## Provided text
The National Federation of Independent Business, the small-business lobbying group, announced Tuesday morning that its index of optimism among small business owners slid down in June. “Seventy percent of the decline this month resulted from deterioration in the outlook for business conditions and expected real sales gains. Owners have no confidence that economic policies will fix the economy,” NFIB said.
Small businesses have been suffering from low confidence and a constellation of other problems throughout the recession. And the government is actually contributing to the crisis of confidence, the NFIB said. Small businesses are not just suffering from lackluster sales, due to high rates of unemployment and poor consumer confidence. They are concerned that Washington is not doing enough — not extending unemployment benefits, not pushing through big jobs programs, not committing to additional stimulus, not reassuring the markets.

## Task
Retype everything in the passage on small-business optimism from "Small businesses have" down to "reassuring the markets.", keeping each word as it appears. The data that comes next is separate material, unrelated to the text on small-business optimism.

## Given material
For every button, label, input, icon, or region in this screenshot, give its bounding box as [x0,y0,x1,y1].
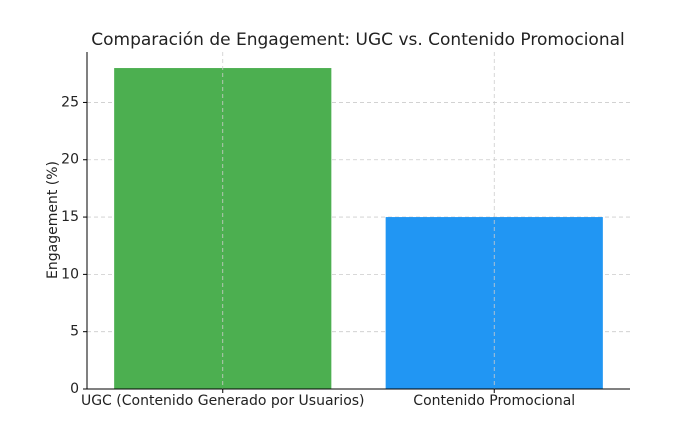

## Exercise output
Small businesses have been suffering from low confidence and a constellation of other problems throughout the recession. And the government is actually contributing to the crisis of confidence, the NFIB said. Small businesses are not just suffering from lackluster sales, due to high rates of unemployment and poor consumer confidence. They are concerned that Washington is not doing enough — not extending unemployment benefits, not pushing through big jobs programs, not committing to additional stimulus, not reassuring the markets.